| Given task |
Below are some records. Copy every line in them that holds "bottom".

| Listed entries |
○ ○ ○ ○ ○

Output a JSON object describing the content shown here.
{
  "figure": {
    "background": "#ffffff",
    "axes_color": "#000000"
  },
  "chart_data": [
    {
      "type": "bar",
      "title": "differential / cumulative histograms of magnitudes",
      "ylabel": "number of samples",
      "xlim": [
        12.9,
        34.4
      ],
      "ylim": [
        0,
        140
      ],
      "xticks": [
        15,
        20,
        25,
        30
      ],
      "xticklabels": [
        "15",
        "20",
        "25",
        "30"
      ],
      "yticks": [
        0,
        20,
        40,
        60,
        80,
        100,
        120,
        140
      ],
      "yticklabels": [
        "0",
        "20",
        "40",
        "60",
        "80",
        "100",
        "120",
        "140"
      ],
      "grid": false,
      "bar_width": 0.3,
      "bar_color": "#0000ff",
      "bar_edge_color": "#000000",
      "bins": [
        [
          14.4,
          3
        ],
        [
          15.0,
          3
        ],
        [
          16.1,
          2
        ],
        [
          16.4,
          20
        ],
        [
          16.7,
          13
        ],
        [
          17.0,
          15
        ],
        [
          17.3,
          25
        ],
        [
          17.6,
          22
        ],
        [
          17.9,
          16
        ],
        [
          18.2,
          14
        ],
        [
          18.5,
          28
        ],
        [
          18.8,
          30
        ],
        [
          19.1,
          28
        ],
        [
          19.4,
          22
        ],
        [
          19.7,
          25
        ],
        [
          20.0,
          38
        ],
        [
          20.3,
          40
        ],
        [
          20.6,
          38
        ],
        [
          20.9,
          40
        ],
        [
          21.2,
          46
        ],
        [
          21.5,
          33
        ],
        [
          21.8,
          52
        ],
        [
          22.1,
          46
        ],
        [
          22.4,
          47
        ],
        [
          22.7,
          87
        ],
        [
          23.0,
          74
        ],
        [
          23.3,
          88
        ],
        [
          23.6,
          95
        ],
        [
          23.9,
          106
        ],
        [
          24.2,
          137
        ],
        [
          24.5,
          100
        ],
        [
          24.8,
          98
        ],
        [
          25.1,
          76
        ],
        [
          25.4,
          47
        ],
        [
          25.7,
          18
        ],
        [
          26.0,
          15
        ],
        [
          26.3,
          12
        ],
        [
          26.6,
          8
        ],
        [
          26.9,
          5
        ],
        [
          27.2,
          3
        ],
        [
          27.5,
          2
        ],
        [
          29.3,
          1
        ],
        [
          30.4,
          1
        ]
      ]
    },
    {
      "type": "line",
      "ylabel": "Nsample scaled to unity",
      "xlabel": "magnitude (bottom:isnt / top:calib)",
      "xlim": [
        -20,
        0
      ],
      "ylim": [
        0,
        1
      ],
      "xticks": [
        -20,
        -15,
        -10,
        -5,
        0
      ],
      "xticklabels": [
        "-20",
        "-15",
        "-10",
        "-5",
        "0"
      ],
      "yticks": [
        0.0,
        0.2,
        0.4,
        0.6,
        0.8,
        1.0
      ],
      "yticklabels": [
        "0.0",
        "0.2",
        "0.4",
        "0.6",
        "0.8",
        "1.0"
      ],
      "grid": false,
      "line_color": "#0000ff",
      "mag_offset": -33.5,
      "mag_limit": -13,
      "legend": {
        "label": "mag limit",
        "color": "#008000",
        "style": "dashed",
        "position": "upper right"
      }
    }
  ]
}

○ ○ ○ ○ ○

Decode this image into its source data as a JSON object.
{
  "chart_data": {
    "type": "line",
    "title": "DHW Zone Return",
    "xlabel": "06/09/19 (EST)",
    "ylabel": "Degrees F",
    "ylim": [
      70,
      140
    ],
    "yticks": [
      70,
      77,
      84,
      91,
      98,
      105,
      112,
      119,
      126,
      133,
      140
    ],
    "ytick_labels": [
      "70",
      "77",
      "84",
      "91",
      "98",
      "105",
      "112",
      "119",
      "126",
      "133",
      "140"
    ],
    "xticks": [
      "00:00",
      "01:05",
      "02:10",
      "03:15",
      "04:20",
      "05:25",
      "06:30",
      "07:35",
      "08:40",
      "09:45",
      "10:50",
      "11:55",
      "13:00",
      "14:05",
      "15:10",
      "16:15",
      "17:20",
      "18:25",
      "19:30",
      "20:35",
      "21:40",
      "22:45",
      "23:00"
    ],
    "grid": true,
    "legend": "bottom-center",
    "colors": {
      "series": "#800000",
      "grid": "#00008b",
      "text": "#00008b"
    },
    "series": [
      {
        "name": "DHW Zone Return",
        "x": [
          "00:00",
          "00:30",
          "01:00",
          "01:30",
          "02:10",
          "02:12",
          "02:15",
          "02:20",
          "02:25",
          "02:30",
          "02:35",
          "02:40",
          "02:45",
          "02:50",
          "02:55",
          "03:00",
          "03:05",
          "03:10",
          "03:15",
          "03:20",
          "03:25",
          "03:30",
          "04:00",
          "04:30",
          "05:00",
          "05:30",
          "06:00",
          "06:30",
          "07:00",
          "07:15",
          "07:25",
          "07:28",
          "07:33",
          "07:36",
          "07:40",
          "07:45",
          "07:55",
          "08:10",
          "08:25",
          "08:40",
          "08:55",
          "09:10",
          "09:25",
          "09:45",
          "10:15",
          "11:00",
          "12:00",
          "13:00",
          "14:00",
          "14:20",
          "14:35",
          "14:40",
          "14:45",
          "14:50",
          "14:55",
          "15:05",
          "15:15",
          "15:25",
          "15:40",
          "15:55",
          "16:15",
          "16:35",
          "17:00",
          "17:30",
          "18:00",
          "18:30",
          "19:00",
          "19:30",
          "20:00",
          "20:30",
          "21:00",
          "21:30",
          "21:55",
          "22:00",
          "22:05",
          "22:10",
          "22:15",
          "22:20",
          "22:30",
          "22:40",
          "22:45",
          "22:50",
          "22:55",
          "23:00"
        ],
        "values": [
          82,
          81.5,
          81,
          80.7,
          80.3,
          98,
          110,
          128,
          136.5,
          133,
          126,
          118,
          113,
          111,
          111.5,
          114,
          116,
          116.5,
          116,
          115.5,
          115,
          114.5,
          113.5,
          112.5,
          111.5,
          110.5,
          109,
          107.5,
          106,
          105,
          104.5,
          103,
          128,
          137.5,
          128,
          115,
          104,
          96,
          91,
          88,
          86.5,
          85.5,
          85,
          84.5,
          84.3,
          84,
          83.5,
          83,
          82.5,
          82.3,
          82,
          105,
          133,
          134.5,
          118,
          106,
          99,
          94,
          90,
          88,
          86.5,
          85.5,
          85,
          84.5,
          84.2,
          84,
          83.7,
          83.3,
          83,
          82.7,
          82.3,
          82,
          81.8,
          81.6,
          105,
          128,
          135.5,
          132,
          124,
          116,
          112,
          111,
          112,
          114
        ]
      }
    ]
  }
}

○ ○ ○ ○ ○

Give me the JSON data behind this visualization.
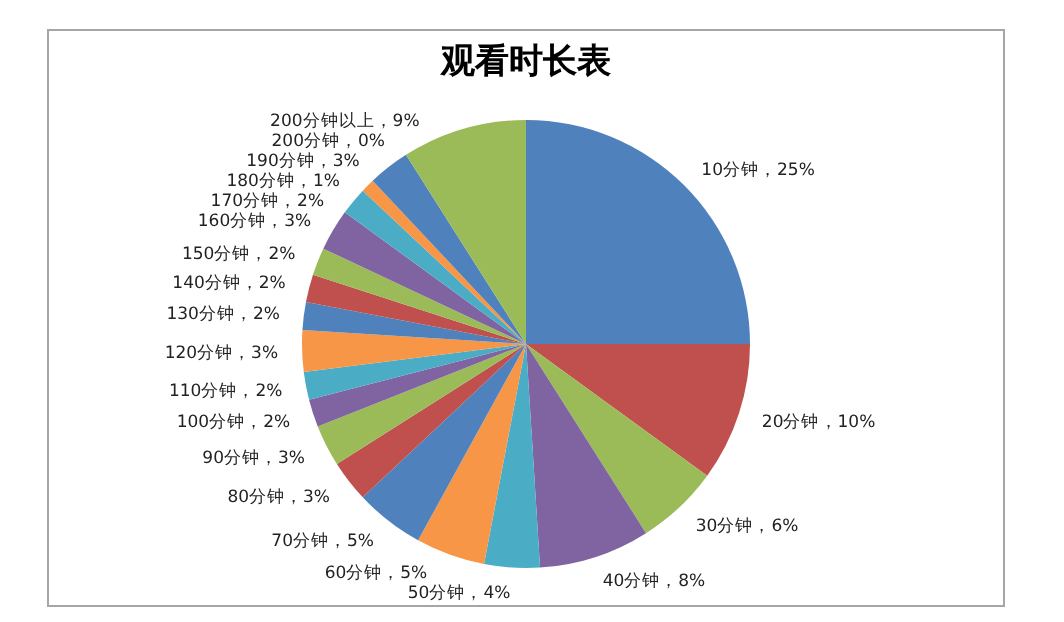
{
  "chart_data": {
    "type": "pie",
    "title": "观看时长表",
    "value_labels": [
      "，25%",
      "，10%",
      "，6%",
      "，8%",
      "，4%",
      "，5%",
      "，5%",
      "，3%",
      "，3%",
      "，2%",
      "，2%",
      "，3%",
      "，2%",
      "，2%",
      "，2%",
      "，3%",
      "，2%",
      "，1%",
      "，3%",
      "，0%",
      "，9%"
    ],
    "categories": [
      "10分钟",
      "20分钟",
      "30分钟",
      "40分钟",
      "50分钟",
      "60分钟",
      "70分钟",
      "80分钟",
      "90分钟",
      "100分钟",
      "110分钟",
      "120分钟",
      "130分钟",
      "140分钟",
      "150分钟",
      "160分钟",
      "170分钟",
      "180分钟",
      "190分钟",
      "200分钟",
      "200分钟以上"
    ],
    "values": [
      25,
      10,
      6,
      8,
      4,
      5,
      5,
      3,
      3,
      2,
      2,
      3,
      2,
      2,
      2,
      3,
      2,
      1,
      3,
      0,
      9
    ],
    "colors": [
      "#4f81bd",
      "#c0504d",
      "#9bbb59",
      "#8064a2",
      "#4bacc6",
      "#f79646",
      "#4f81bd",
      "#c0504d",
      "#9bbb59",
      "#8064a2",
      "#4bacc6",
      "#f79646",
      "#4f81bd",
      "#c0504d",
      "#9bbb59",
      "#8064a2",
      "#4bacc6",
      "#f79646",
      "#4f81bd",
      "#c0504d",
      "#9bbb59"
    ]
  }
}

○ ○ ○ ○ ○

| Written answer |
      "xlabel": "magnitude (bottom:isnt / top:calib)",
    "legend": "bottom-center",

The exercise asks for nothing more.